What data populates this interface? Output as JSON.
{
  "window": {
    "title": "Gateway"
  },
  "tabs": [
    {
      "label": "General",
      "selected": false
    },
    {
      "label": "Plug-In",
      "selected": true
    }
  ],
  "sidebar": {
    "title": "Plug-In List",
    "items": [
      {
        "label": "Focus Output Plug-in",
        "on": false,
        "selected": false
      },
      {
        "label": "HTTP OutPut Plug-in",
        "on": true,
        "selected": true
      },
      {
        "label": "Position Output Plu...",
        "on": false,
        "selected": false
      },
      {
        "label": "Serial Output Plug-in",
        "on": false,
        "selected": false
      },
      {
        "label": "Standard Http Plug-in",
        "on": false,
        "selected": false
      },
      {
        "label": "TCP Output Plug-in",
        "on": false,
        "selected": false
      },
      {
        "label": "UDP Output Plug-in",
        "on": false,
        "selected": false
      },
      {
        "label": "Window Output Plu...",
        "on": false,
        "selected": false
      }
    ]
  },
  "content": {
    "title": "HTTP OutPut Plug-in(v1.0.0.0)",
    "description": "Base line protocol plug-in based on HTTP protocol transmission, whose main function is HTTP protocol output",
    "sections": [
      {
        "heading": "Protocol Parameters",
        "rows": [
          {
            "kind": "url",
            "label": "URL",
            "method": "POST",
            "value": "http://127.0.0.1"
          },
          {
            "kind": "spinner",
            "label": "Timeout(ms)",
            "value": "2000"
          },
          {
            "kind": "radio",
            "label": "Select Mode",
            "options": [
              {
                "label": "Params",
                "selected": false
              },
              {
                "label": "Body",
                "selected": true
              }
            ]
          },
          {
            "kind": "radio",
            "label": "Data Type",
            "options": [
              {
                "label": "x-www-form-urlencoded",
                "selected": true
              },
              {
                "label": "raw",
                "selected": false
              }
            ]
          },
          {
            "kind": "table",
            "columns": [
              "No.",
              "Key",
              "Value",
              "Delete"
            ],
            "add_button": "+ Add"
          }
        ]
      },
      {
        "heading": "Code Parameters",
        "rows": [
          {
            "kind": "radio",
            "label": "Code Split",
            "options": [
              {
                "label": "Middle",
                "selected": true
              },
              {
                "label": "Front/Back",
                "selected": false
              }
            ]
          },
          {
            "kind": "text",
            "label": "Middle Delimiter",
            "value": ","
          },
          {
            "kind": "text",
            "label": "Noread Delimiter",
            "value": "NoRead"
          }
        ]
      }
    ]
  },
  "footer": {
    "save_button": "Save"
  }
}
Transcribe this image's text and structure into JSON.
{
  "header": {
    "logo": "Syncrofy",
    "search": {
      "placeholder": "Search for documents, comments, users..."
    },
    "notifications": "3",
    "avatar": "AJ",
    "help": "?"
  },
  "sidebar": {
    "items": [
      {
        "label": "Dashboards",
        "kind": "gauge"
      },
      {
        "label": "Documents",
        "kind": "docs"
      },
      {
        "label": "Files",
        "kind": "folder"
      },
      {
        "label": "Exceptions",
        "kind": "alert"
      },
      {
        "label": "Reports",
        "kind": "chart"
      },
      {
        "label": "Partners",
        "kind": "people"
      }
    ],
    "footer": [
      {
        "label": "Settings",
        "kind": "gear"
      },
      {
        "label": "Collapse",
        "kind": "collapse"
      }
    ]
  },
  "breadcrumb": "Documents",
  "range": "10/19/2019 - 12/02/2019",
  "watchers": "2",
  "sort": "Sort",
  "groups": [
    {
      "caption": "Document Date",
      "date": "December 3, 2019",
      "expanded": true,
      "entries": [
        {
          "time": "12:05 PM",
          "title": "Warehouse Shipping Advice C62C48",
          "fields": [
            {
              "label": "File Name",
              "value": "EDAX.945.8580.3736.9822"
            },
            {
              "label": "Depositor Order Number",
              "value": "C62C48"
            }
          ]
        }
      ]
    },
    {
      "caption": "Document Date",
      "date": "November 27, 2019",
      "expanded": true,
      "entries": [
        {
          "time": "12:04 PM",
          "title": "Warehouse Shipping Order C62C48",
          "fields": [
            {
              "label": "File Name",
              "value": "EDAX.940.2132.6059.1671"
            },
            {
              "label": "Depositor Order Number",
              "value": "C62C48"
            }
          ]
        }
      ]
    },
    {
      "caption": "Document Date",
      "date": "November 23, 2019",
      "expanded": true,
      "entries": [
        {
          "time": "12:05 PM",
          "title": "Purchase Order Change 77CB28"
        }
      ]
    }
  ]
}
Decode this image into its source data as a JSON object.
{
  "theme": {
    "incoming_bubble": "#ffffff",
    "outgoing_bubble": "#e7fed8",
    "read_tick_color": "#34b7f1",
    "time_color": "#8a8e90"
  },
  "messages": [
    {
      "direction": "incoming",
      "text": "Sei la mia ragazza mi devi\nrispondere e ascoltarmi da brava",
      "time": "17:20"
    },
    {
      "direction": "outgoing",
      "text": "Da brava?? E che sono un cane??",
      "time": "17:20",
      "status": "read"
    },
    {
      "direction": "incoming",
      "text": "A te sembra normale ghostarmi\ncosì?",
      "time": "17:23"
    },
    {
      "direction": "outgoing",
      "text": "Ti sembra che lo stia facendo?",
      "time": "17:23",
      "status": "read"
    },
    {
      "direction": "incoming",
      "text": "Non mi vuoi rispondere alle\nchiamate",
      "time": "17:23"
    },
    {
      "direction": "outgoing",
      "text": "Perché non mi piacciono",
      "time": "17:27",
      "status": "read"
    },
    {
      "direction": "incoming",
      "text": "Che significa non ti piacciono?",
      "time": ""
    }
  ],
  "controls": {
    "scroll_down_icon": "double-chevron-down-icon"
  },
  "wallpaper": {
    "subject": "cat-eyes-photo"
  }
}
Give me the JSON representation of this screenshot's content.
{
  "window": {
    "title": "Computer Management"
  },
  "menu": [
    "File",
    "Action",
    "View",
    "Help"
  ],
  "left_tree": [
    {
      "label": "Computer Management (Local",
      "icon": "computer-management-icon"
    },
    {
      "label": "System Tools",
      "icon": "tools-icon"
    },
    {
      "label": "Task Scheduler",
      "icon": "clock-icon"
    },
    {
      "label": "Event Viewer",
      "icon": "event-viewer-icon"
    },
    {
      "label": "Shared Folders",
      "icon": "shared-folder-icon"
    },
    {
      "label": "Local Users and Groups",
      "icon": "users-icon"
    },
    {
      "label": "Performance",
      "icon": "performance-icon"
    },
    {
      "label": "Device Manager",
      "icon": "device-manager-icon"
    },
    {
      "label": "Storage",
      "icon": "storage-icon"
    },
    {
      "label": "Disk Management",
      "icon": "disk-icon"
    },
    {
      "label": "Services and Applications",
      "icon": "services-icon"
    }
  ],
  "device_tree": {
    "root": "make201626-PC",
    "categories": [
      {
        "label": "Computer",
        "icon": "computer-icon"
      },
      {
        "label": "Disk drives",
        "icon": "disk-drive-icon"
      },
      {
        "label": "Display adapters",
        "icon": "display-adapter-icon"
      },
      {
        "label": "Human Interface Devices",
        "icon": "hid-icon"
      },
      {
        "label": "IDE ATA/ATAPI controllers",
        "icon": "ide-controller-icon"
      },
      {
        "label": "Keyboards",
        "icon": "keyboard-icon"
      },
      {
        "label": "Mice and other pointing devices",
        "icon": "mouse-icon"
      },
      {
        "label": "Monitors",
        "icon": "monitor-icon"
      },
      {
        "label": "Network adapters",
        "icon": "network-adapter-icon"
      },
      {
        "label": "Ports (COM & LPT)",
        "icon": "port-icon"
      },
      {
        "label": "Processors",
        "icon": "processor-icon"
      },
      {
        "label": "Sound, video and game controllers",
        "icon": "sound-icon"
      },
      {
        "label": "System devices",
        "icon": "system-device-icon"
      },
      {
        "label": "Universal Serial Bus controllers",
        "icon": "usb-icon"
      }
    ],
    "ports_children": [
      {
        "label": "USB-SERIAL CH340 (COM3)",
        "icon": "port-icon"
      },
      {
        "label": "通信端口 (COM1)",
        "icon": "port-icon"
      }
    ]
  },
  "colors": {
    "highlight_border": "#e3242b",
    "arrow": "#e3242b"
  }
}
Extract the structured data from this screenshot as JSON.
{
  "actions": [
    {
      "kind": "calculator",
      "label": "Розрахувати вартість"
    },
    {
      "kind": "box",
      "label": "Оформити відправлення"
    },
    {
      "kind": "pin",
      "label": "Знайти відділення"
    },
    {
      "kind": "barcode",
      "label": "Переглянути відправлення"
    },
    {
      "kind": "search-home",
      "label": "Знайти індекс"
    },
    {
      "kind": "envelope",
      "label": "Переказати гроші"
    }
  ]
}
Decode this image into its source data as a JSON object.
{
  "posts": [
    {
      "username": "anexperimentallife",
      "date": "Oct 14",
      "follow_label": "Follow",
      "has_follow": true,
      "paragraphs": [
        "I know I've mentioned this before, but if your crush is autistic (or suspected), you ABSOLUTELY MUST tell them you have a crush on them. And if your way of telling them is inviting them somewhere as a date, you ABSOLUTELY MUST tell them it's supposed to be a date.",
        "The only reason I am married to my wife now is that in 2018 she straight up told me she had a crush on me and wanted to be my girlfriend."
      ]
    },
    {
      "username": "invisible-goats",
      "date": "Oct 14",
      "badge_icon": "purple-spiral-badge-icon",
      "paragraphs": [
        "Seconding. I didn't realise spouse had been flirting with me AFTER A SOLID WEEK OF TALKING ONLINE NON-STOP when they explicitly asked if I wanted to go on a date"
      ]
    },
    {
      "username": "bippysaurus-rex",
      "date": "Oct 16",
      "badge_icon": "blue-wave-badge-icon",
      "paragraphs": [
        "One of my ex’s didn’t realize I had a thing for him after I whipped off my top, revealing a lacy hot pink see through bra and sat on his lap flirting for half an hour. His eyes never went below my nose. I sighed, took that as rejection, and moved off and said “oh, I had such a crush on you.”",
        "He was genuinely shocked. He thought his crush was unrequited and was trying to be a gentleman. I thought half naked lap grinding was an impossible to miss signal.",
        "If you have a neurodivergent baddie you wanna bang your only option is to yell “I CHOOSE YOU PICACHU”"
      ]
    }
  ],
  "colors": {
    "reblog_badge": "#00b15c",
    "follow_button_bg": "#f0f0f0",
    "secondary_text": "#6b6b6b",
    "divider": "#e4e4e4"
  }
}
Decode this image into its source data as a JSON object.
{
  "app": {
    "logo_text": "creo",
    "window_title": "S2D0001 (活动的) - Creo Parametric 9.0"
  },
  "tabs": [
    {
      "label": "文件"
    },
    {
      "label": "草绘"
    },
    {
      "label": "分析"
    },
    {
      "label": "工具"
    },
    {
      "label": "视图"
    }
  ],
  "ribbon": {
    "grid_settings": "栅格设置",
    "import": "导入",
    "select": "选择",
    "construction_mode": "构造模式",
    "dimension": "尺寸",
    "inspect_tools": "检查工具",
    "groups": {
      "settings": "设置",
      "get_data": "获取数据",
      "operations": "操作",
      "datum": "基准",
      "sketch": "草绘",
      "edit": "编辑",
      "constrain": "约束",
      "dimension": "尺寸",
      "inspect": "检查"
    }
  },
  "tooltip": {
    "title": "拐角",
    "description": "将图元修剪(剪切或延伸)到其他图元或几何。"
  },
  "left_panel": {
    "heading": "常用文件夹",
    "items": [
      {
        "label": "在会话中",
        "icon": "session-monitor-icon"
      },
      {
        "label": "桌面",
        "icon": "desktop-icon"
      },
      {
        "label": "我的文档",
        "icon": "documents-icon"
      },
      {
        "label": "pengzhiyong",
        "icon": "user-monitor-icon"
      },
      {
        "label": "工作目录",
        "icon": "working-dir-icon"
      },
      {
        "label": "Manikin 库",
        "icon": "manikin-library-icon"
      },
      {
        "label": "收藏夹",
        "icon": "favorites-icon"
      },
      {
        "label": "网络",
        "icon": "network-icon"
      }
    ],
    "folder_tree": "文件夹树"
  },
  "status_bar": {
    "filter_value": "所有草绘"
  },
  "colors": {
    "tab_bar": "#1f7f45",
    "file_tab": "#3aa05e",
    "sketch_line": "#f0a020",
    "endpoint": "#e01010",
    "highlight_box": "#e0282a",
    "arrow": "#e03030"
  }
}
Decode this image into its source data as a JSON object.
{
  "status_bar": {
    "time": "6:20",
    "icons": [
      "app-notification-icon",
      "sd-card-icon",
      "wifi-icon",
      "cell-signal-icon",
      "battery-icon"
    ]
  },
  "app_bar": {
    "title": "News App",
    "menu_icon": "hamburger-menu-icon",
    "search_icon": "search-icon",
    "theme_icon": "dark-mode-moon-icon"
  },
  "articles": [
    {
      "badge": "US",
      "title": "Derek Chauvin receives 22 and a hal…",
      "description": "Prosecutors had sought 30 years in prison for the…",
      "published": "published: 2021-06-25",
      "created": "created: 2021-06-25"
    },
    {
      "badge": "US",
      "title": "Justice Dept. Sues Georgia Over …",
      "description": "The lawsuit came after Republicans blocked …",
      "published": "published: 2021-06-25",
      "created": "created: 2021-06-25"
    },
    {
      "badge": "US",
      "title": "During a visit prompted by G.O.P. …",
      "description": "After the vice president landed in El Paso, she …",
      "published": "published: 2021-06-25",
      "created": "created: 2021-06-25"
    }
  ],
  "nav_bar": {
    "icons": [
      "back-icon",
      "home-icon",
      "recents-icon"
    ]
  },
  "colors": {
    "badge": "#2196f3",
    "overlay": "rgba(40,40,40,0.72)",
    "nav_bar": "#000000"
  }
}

....

▶ Task directions
Search the lines above for the string "controllers" and copy each line that has it.

▶ Answer to the task
        "label": "IDE ATA/ATAPI controllers",
        "label": "Sound, video and game controllers",
        "label": "Universal Serial Bus controllers",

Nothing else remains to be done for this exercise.